» Short task
Reproduce all entries word for word.

» Records from a data source
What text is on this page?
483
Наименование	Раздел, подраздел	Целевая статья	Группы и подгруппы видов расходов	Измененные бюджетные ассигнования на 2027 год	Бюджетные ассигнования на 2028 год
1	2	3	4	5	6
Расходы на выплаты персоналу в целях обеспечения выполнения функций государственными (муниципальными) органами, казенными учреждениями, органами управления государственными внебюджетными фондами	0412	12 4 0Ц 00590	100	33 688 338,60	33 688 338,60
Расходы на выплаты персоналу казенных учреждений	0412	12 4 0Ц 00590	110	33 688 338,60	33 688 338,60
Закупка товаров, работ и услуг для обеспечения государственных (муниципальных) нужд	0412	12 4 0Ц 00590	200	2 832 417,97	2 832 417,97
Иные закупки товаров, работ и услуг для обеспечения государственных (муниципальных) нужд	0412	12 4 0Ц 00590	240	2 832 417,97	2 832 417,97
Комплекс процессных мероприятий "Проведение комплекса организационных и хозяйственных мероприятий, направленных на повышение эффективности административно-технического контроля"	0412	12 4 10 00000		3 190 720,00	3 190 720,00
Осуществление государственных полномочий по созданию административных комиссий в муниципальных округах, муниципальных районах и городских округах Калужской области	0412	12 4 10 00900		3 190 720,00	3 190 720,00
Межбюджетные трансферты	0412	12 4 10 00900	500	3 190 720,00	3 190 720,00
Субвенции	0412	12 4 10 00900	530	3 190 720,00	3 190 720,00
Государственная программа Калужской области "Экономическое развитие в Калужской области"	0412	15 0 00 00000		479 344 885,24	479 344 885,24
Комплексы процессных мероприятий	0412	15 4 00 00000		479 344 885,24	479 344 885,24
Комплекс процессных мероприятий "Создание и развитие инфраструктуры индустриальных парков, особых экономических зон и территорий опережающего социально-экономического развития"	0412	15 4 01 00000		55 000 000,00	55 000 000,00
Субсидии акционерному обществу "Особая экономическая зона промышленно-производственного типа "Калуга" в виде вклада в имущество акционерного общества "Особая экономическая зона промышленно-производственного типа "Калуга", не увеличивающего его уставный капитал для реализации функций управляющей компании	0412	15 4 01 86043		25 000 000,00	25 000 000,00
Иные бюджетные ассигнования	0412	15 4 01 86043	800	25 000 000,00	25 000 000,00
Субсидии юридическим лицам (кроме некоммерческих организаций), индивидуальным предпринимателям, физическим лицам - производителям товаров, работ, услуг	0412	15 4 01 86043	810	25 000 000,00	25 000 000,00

» Result below
What text is on this page?
483
Наименование	Раздел, подраздел	Целевая статья	Группы и подгруппы видов расходов	Измененные бюджетные ассигнования на 2027 год	Бюджетные ассигнования на 2028 год
1	2	3	4	5	6
Расходы на выплаты персоналу в целях обеспечения выполнения функций государственными (муниципальными) органами, казенными учреждениями, органами управления государственными внебюджетными фондами	0412	12 4 0Ц 00590	100	33 688 338,60	33 688 338,60
Расходы на выплаты персоналу казенных учреждений	0412	12 4 0Ц 00590	110	33 688 338,60	33 688 338,60
Закупка товаров, работ и услуг для обеспечения государственных (муниципальных) нужд	0412	12 4 0Ц 00590	200	2 832 417,97	2 832 417,97
Иные закупки товаров, работ и услуг для обеспечения государственных (муниципальных) нужд	0412	12 4 0Ц 00590	240	2 832 417,97	2 832 417,97
Комплекс процессных мероприятий "Проведение комплекса организационных и хозяйственных мероприятий, направленных на повышение эффективности административно-технического контроля"	0412	12 4 10 00000		3 190 720,00	3 190 720,00
Осуществление государственных полномочий по созданию административных комиссий в муниципальных округах, муниципальных районах и городских округах Калужской области	0412	12 4 10 00900		3 190 720,00	3 190 720,00
Межбюджетные трансферты	0412	12 4 10 00900	500	3 190 720,00	3 190 720,00
Субвенции	0412	12 4 10 00900	530	3 190 720,00	3 190 720,00
Государственная программа Калужской области "Экономическое развитие в Калужской области"	0412	15 0 00 00000		479 344 885,24	479 344 885,24
Комплексы процессных мероприятий	0412	15 4 00 00000		479 344 885,24	479 344 885,24
Комплекс процессных мероприятий "Создание и развитие инфраструктуры индустриальных парков, особых экономических зон и территорий опережающего социально-экономического развития"	0412	15 4 01 00000		55 000 000,00	55 000 000,00
Субсидии акционерному обществу "Особая экономическая зона промышленно-производственного типа "Калуга" в виде вклада в имущество акционерного общества "Особая экономическая зона промышленно-производственного типа "Калуга", не увеличивающего его уставный капитал для реализации функций управляющей компании	0412	15 4 01 86043		25 000 000,00	25 000 000,00
Иные бюджетные ассигнования	0412	15 4 01 86043	800	25 000 000,00	25 000 000,00
Субсидии юридическим лицам (кроме некоммерческих организаций), индивидуальным предпринимателям, физическим лицам - производителям товаров, работ, услуг	0412	15 4 01 86043	810	25 000 000,00	25 000 000,00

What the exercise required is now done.